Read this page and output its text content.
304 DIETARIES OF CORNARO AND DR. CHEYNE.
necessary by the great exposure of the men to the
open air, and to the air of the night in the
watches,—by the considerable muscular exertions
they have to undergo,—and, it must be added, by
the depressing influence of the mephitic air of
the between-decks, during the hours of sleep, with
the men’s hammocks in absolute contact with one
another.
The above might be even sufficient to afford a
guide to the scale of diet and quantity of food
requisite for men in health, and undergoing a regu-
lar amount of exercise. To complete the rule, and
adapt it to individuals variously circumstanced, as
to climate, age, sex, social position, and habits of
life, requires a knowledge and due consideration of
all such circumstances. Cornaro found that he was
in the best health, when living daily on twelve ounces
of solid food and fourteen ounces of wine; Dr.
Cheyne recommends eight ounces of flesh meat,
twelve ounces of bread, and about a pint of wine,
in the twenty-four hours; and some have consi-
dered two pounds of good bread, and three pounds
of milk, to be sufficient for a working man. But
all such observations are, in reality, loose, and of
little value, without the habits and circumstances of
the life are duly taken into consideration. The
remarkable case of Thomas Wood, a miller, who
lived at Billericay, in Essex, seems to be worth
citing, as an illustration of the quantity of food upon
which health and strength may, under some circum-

········

Goal: Extract all lines that hold the word "quantity".

Written response:
guide to the scale of diet and quantity of food
citing, as an illustration of the quantity of food upon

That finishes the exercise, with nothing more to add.